Task instructions |
Return all entries word for word, but drop any images.

Supplied information |
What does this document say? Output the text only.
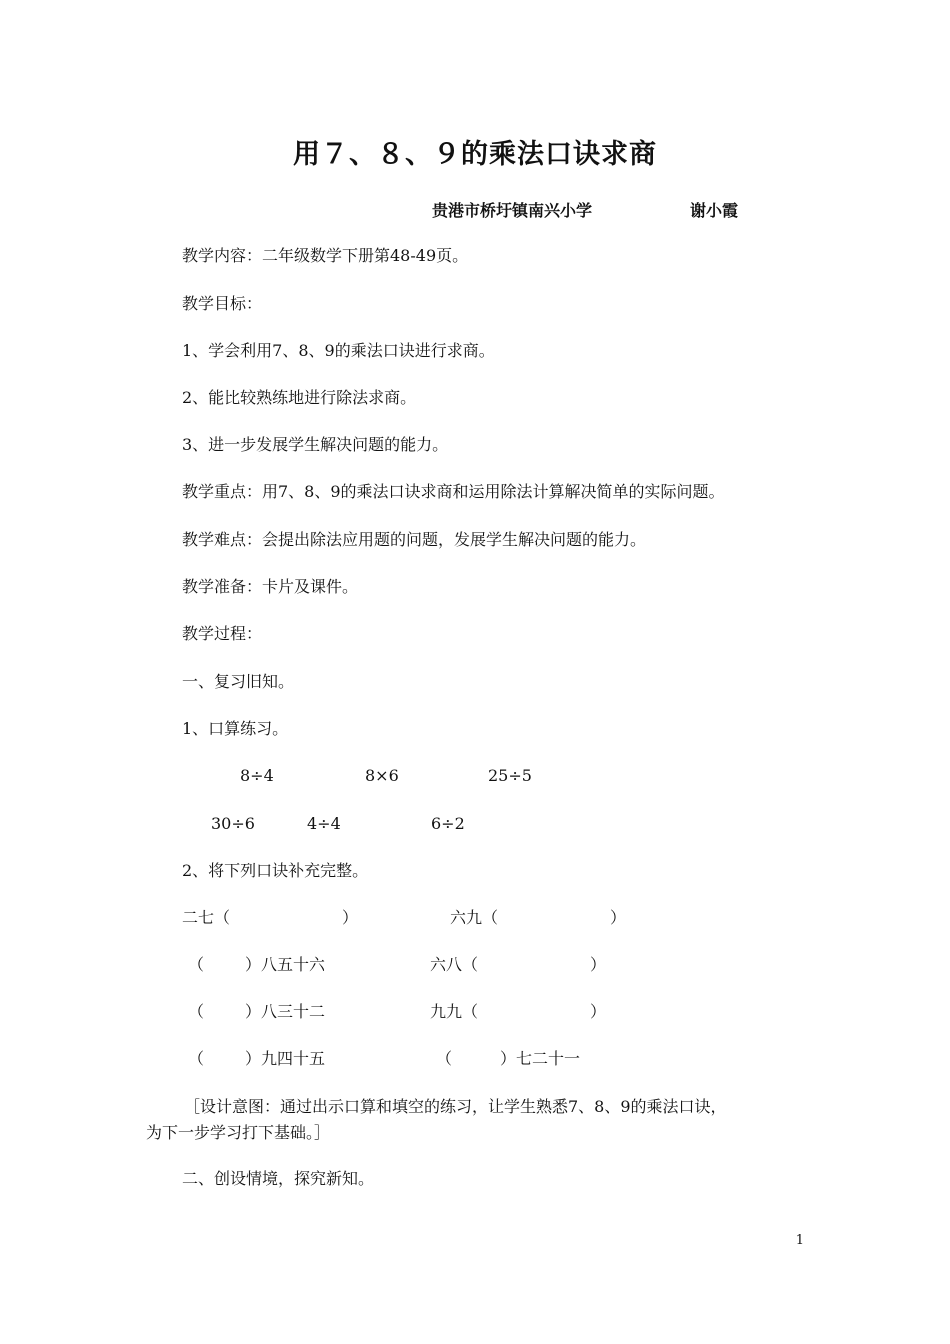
用７、８、９的乘法口诀求商
贵港市桥圩镇南兴小学	谢小霞
教学内容：二年级数学下册第48-49页。
教学目标：
1、学会利用7、8、9的乘法口诀进行求商。
2、能比较熟练地进行除法求商。
3、进一步发展学生解决问题的能力。
教学重点：用7、8、9的乘法口诀求商和运用除法计算解决简单的实际问题。
教学难点：会提出除法应用题的问题，发展学生解决问题的能力。
教学准备：卡片及课件。
教学过程：
一、复习旧知。
1、口算练习。
8÷4	8×6	25÷5
30÷6	4÷4	6÷2
2、将下列口诀补充完整。
二七（	）	六九（	）
（	）八五十六	六八（	）
（	）八三十二	九九（	）
（	）九四十五	（	）七二十一
［设计意图：通过出示口算和填空的练习，让学生熟悉7、8、9的乘法口诀，
为下一步学习打下基础。］
二、创设情境，探究新知。
1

Response for this exercise |
What does this document say? Output the text only.
用７、８、９的乘法口诀求商
贵港市桥圩镇南兴小学	谢小霞
教学内容：二年级数学下册第48-49页。
教学目标：
1、学会利用7、8、9的乘法口诀进行求商。
2、能比较熟练地进行除法求商。
3、进一步发展学生解决问题的能力。
教学重点：用7、8、9的乘法口诀求商和运用除法计算解决简单的实际问题。
教学难点：会提出除法应用题的问题，发展学生解决问题的能力。
教学准备：卡片及课件。
教学过程：
一、复习旧知。
1、口算练习。
8÷4	8×6	25÷5
30÷6	4÷4	6÷2
2、将下列口诀补充完整。
二七（	）	六九（	）
（	）八五十六	六八（	）
（	）八三十二	九九（	）
（	）九四十五	（	）七二十一
［设计意图：通过出示口算和填空的练习，让学生熟悉7、8、9的乘法口诀，
为下一步学习打下基础。］
二、创设情境，探究新知。
1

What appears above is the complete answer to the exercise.